_WORK INSTRUCTIONS_
Beginning at the line that contains "OCR this image.", transcribe the remaining lines of the listing exactly; include the final line and omit everything before.

_STORED DATA_

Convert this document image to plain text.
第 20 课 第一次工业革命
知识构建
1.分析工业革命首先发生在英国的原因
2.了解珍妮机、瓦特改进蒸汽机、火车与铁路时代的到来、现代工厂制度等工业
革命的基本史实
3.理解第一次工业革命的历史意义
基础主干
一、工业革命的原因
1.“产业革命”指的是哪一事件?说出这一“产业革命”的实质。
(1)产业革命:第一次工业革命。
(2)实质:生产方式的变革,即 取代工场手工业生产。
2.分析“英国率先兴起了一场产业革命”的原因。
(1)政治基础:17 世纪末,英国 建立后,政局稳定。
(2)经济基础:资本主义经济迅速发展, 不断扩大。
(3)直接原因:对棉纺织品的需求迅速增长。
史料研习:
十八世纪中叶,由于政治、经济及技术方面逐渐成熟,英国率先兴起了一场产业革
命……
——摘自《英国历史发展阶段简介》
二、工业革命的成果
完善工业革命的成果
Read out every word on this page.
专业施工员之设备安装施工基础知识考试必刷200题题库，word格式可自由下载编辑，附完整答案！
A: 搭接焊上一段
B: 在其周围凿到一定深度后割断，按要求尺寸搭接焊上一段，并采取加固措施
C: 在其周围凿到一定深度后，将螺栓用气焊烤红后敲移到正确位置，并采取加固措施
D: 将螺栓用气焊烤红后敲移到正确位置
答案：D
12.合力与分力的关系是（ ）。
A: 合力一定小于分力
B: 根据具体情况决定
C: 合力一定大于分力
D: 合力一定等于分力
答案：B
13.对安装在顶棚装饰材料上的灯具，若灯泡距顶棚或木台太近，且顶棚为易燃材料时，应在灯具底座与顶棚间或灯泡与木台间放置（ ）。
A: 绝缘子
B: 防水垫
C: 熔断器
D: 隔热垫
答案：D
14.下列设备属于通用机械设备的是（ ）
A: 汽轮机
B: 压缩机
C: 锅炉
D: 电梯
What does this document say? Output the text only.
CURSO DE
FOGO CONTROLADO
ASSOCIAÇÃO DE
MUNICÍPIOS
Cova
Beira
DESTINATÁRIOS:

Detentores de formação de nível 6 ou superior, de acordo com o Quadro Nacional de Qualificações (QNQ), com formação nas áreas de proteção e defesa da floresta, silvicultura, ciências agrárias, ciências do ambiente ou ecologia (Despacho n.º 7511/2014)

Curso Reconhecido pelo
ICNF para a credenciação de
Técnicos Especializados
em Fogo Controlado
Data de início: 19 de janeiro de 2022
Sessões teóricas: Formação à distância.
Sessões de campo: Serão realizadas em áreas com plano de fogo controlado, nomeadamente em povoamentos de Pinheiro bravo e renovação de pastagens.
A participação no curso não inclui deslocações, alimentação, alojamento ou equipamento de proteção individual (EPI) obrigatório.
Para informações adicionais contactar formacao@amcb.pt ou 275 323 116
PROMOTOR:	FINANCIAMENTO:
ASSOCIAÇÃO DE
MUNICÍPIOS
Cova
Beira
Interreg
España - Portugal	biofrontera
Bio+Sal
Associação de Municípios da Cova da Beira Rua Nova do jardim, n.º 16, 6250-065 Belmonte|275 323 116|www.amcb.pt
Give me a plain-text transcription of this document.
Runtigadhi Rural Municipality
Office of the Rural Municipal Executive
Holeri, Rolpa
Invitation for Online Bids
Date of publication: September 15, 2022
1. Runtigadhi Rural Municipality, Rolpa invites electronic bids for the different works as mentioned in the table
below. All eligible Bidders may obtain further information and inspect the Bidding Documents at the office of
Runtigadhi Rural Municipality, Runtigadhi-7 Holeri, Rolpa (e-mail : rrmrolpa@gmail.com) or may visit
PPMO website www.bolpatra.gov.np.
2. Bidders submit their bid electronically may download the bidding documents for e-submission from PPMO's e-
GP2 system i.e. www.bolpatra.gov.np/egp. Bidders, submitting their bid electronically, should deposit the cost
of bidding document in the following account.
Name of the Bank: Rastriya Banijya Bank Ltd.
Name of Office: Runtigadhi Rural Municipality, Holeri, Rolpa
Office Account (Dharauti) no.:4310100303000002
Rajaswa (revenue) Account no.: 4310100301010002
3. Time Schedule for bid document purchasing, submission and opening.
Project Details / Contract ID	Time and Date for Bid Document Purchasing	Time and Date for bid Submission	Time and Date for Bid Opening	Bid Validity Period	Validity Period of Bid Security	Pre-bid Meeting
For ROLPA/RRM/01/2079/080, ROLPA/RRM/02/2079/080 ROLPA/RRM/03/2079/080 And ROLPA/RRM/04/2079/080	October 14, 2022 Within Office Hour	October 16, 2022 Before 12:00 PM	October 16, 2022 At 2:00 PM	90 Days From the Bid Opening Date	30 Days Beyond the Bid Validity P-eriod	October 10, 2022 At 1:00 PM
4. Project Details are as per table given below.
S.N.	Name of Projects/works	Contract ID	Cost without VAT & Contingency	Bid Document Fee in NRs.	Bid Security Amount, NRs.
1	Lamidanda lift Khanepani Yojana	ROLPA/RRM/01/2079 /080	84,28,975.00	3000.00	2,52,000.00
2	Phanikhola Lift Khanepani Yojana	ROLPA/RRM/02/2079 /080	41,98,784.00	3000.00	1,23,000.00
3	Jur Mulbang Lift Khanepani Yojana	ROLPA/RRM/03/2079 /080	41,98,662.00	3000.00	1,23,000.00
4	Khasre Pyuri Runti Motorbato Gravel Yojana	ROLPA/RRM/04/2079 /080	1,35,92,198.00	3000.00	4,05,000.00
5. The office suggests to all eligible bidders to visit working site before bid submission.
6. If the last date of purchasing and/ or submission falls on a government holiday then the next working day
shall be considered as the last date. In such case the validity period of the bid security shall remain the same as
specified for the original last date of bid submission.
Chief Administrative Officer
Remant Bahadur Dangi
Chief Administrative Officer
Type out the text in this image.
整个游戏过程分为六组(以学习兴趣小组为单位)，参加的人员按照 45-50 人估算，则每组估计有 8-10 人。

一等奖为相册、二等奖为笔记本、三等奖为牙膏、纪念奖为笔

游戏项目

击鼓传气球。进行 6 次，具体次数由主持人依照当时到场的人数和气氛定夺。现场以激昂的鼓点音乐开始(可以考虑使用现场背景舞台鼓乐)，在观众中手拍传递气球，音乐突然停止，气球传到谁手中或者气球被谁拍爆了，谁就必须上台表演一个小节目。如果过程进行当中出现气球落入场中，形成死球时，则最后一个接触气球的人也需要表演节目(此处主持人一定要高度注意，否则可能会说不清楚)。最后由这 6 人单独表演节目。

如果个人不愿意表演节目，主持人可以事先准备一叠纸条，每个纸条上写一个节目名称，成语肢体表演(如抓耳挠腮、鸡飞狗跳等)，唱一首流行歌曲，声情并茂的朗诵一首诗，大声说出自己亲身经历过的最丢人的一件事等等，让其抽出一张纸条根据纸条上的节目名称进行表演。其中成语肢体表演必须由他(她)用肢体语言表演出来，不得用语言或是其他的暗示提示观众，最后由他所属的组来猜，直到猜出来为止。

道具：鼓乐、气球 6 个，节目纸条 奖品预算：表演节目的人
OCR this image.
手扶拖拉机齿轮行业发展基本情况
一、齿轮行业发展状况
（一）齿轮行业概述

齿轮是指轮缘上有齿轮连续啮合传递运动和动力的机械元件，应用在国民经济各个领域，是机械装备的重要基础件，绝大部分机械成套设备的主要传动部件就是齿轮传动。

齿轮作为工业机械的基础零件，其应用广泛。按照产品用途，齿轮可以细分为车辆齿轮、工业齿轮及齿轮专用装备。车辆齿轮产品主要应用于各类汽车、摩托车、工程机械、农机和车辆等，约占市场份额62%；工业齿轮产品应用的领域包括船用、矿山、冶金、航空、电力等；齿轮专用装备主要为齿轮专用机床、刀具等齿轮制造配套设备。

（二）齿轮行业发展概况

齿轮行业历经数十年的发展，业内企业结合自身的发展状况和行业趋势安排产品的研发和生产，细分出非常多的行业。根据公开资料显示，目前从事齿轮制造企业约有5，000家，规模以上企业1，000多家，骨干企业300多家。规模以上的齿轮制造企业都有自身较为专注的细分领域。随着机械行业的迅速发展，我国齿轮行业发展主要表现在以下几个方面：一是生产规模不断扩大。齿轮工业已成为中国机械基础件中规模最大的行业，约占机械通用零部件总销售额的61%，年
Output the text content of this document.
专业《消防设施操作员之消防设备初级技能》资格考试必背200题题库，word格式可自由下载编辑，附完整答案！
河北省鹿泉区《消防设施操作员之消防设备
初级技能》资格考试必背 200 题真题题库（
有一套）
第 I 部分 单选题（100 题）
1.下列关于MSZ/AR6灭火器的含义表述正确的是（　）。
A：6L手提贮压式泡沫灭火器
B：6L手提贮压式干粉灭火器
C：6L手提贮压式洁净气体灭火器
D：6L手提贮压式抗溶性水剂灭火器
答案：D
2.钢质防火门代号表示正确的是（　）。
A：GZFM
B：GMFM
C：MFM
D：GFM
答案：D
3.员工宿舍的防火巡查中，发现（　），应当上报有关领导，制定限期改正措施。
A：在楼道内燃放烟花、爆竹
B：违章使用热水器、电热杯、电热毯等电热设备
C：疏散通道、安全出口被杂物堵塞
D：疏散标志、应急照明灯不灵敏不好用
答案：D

_TASK OUTPUT_
OCR this image.
手扶拖拉机齿轮行业发展基本情况
一、齿轮行业发展状况
（一）齿轮行业概述

齿轮是指轮缘上有齿轮连续啮合传递运动和动力的机械元件，应用在国民经济各个领域，是机械装备的重要基础件，绝大部分机械成套设备的主要传动部件就是齿轮传动。

齿轮作为工业机械的基础零件，其应用广泛。按照产品用途，齿轮可以细分为车辆齿轮、工业齿轮及齿轮专用装备。车辆齿轮产品主要应用于各类汽车、摩托车、工程机械、农机和车辆等，约占市场份额62%；工业齿轮产品应用的领域包括船用、矿山、冶金、航空、电力等；齿轮专用装备主要为齿轮专用机床、刀具等齿轮制造配套设备。

（二）齿轮行业发展概况

齿轮行业历经数十年的发展，业内企业结合自身的发展状况和行业趋势安排产品的研发和生产，细分出非常多的行业。根据公开资料显示，目前从事齿轮制造企业约有5，000家，规模以上企业1，000多家，骨干企业300多家。规模以上的齿轮制造企业都有自身较为专注的细分领域。随着机械行业的迅速发展，我国齿轮行业发展主要表现在以下几个方面：一是生产规模不断扩大。齿轮工业已成为中国机械基础件中规模最大的行业，约占机械通用零部件总销售额的61%，年
Output the text content of this document.
专业《消防设施操作员之消防设备初级技能》资格考试必背200题题库，word格式可自由下载编辑，附完整答案！
河北省鹿泉区《消防设施操作员之消防设备
初级技能》资格考试必背 200 题真题题库（
有一套）
第 I 部分 单选题（100 题）
1.下列关于MSZ/AR6灭火器的含义表述正确的是（　）。
A：6L手提贮压式泡沫灭火器
B：6L手提贮压式干粉灭火器
C：6L手提贮压式洁净气体灭火器
D：6L手提贮压式抗溶性水剂灭火器
答案：D
2.钢质防火门代号表示正确的是（　）。
A：GZFM
B：GMFM
C：MFM
D：GFM
答案：D
3.员工宿舍的防火巡查中，发现（　），应当上报有关领导，制定限期改正措施。
A：在楼道内燃放烟花、爆竹
B：违章使用热水器、电热杯、电热毯等电热设备
C：疏散通道、安全出口被杂物堵塞
D：疏散标志、应急照明灯不灵敏不好用
答案：D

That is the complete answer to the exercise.